WRITTEN INSTRUCTION - Please print every record below exactly as it appears.

Extracts from a graphics dataset

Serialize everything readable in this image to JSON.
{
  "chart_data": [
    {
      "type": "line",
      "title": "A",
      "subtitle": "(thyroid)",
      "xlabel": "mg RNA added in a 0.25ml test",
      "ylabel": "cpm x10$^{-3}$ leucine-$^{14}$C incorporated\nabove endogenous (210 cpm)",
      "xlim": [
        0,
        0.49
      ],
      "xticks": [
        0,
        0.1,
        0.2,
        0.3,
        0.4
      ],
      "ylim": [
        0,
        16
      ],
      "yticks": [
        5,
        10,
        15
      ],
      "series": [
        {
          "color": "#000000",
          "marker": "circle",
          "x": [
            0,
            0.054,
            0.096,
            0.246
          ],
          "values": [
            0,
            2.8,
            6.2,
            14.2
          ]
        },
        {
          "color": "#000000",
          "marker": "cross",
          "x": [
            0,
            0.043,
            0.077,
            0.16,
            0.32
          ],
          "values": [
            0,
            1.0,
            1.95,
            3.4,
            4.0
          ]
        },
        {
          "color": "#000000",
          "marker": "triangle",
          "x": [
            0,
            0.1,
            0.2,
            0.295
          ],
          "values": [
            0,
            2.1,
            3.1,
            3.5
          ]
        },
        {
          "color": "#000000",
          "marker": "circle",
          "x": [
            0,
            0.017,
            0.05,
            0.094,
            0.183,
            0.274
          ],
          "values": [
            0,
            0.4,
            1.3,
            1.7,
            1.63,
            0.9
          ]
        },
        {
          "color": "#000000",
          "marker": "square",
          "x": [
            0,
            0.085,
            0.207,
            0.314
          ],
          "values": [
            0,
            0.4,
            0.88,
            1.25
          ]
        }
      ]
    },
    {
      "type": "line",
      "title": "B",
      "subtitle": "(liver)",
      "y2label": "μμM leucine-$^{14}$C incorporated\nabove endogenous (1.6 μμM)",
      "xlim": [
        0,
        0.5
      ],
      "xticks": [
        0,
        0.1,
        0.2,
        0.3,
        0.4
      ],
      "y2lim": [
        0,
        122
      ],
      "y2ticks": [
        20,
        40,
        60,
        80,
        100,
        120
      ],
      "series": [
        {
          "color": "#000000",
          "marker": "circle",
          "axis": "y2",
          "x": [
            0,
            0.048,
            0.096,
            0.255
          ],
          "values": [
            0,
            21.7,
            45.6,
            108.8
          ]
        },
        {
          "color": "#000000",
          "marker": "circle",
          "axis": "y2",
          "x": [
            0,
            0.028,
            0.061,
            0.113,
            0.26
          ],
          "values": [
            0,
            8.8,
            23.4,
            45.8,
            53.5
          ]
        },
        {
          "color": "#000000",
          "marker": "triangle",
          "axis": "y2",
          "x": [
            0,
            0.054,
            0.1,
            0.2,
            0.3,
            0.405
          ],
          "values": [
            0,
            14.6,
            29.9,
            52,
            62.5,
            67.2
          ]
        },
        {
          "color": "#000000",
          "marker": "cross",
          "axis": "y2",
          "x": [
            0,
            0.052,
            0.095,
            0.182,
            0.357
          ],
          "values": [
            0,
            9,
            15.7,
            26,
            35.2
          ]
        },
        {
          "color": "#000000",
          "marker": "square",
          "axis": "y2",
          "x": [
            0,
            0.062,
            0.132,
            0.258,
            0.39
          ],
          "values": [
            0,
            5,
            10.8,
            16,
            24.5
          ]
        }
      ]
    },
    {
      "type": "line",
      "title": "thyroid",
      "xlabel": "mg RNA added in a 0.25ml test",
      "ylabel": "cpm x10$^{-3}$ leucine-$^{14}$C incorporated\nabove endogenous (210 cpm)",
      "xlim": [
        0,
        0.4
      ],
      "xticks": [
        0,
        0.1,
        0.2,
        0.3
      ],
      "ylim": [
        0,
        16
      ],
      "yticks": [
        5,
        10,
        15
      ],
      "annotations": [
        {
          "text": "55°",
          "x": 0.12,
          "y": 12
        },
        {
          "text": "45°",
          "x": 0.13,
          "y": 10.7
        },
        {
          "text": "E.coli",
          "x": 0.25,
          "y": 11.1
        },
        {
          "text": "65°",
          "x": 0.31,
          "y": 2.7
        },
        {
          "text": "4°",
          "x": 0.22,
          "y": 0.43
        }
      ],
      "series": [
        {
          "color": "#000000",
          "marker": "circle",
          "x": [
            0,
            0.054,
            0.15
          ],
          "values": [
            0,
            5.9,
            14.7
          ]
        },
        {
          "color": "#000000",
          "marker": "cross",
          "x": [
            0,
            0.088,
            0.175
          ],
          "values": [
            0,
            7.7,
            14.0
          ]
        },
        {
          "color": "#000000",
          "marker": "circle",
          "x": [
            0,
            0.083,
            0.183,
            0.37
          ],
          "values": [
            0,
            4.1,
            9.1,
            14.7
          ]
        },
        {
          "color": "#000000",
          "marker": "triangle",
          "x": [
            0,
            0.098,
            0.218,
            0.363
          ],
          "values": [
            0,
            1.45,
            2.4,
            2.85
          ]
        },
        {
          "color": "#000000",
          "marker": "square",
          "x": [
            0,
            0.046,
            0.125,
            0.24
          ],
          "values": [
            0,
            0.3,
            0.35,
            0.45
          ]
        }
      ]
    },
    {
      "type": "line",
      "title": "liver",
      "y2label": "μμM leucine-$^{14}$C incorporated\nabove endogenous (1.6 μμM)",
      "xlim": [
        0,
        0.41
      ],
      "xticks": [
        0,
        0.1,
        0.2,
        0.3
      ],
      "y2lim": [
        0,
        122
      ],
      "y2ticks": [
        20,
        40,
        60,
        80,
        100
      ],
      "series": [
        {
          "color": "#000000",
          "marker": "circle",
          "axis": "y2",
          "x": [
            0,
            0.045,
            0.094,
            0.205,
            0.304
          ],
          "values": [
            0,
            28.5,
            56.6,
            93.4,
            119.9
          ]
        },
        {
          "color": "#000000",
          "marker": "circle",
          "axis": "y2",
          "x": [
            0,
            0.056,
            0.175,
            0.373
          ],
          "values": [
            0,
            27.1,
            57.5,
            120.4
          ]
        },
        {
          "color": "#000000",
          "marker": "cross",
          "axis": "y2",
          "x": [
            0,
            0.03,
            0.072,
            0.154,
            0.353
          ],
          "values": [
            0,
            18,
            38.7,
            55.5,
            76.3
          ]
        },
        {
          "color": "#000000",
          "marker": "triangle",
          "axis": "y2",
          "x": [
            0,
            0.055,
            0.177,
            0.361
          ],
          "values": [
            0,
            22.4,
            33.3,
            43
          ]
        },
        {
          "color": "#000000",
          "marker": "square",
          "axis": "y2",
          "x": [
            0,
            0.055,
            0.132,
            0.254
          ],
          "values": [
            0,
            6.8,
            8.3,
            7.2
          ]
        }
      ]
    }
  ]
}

WRITTEN ANSWER -
Serialize everything readable in this image to JSON.
{
  "chart_data": [
    {
      "type": "line",
      "title": "A",
      "subtitle": "(thyroid)",
      "xlabel": "mg RNA added in a 0.25ml test",
      "ylabel": "cpm x10$^{-3}$ leucine-$^{14}$C incorporated\nabove endogenous (210 cpm)",
      "xlim": [
        0,
        0.49
      ],
      "xticks": [
        0,
        0.1,
        0.2,
        0.3,
        0.4
      ],
      "ylim": [
        0,
        16
      ],
      "yticks": [
        5,
        10,
        15
      ],
      "series": [
        {
          "color": "#000000",
          "marker": "circle",
          "x": [
            0,
            0.054,
            0.096,
            0.246
          ],
          "values": [
            0,
            2.8,
            6.2,
            14.2
          ]
        },
        {
          "color": "#000000",
          "marker": "cross",
          "x": [
            0,
            0.043,
            0.077,
            0.16,
            0.32
          ],
          "values": [
            0,
            1.0,
            1.95,
            3.4,
            4.0
          ]
        },
        {
          "color": "#000000",
          "marker": "triangle",
          "x": [
            0,
            0.1,
            0.2,
            0.295
          ],
          "values": [
            0,
            2.1,
            3.1,
            3.5
          ]
        },
        {
          "color": "#000000",
          "marker": "circle",
          "x": [
            0,
            0.017,
            0.05,
            0.094,
            0.183,
            0.274
          ],
          "values": [
            0,
            0.4,
            1.3,
            1.7,
            1.63,
            0.9
          ]
        },
        {
          "color": "#000000",
          "marker": "square",
          "x": [
            0,
            0.085,
            0.207,
            0.314
          ],
          "values": [
            0,
            0.4,
            0.88,
            1.25
          ]
        }
      ]
    },
    {
      "type": "line",
      "title": "B",
      "subtitle": "(liver)",
      "y2label": "μμM leucine-$^{14}$C incorporated\nabove endogenous (1.6 μμM)",
      "xlim": [
        0,
        0.5
      ],
      "xticks": [
        0,
        0.1,
        0.2,
        0.3,
        0.4
      ],
      "y2lim": [
        0,
        122
      ],
      "y2ticks": [
        20,
        40,
        60,
        80,
        100,
        120
      ],
      "series": [
        {
          "color": "#000000",
          "marker": "circle",
          "axis": "y2",
          "x": [
            0,
            0.048,
            0.096,
            0.255
          ],
          "values": [
            0,
            21.7,
            45.6,
            108.8
          ]
        },
        {
          "color": "#000000",
          "marker": "circle",
          "axis": "y2",
          "x": [
            0,
            0.028,
            0.061,
            0.113,
            0.26
          ],
          "values": [
            0,
            8.8,
            23.4,
            45.8,
            53.5
          ]
        },
        {
          "color": "#000000",
          "marker": "triangle",
          "axis": "y2",
          "x": [
            0,
            0.054,
            0.1,
            0.2,
            0.3,
            0.405
          ],
          "values": [
            0,
            14.6,
            29.9,
            52,
            62.5,
            67.2
          ]
        },
        {
          "color": "#000000",
          "marker": "cross",
          "axis": "y2",
          "x": [
            0,
            0.052,
            0.095,
            0.182,
            0.357
          ],
          "values": [
            0,
            9,
            15.7,
            26,
            35.2
          ]
        },
        {
          "color": "#000000",
          "marker": "square",
          "axis": "y2",
          "x": [
            0,
            0.062,
            0.132,
            0.258,
            0.39
          ],
          "values": [
            0,
            5,
            10.8,
            16,
            24.5
          ]
        }
      ]
    },
    {
      "type": "line",
      "title": "thyroid",
      "xlabel": "mg RNA added in a 0.25ml test",
      "ylabel": "cpm x10$^{-3}$ leucine-$^{14}$C incorporated\nabove endogenous (210 cpm)",
      "xlim": [
        0,
        0.4
      ],
      "xticks": [
        0,
        0.1,
        0.2,
        0.3
      ],
      "ylim": [
        0,
        16
      ],
      "yticks": [
        5,
        10,
        15
      ],
      "annotations": [
        {
          "text": "55°",
          "x": 0.12,
          "y": 12
        },
        {
          "text": "45°",
          "x": 0.13,
          "y": 10.7
        },
        {
          "text": "E.coli",
          "x": 0.25,
          "y": 11.1
        },
        {
          "text": "65°",
          "x": 0.31,
          "y": 2.7
        },
        {
          "text": "4°",
          "x": 0.22,
          "y": 0.43
        }
      ],
      "series": [
        {
          "color": "#000000",
          "marker": "circle",
          "x": [
            0,
            0.054,
            0.15
          ],
          "values": [
            0,
            5.9,
            14.7
          ]
        },
        {
          "color": "#000000",
          "marker": "cross",
          "x": [
            0,
            0.088,
            0.175
          ],
          "values": [
            0,
            7.7,
            14.0
          ]
        },
        {
          "color": "#000000",
          "marker": "circle",
          "x": [
            0,
            0.083,
            0.183,
            0.37
          ],
          "values": [
            0,
            4.1,
            9.1,
            14.7
          ]
        },
        {
          "color": "#000000",
          "marker": "triangle",
          "x": [
            0,
            0.098,
            0.218,
            0.363
          ],
          "values": [
            0,
            1.45,
            2.4,
            2.85
          ]
        },
        {
          "color": "#000000",
          "marker": "square",
          "x": [
            0,
            0.046,
            0.125,
            0.24
          ],
          "values": [
            0,
            0.3,
            0.35,
            0.45
          ]
        }
      ]
    },
    {
      "type": "line",
      "title": "liver",
      "y2label": "μμM leucine-$^{14}$C incorporated\nabove endogenous (1.6 μμM)",
      "xlim": [
        0,
        0.41
      ],
      "xticks": [
        0,
        0.1,
        0.2,
        0.3
      ],
      "y2lim": [
        0,
        122
      ],
      "y2ticks": [
        20,
        40,
        60,
        80,
        100
      ],
      "series": [
        {
          "color": "#000000",
          "marker": "circle",
          "axis": "y2",
          "x": [
            0,
            0.045,
            0.094,
            0.205,
            0.304
          ],
          "values": [
            0,
            28.5,
            56.6,
            93.4,
            119.9
          ]
        },
        {
          "color": "#000000",
          "marker": "circle",
          "axis": "y2",
          "x": [
            0,
            0.056,
            0.175,
            0.373
          ],
          "values": [
            0,
            27.1,
            57.5,
            120.4
          ]
        },
        {
          "color": "#000000",
          "marker": "cross",
          "axis": "y2",
          "x": [
            0,
            0.03,
            0.072,
            0.154,
            0.353
          ],
          "values": [
            0,
            18,
            38.7,
            55.5,
            76.3
          ]
        },
        {
          "color": "#000000",
          "marker": "triangle",
          "axis": "y2",
          "x": [
            0,
            0.055,
            0.177,
            0.361
          ],
          "values": [
            0,
            22.4,
            33.3,
            43
          ]
        },
        {
          "color": "#000000",
          "marker": "square",
          "axis": "y2",
          "x": [
            0,
            0.055,
            0.132,
            0.254
          ],
          "values": [
            0,
            6.8,
            8.3,
            7.2
          ]
        }
      ]
    }
  ]
}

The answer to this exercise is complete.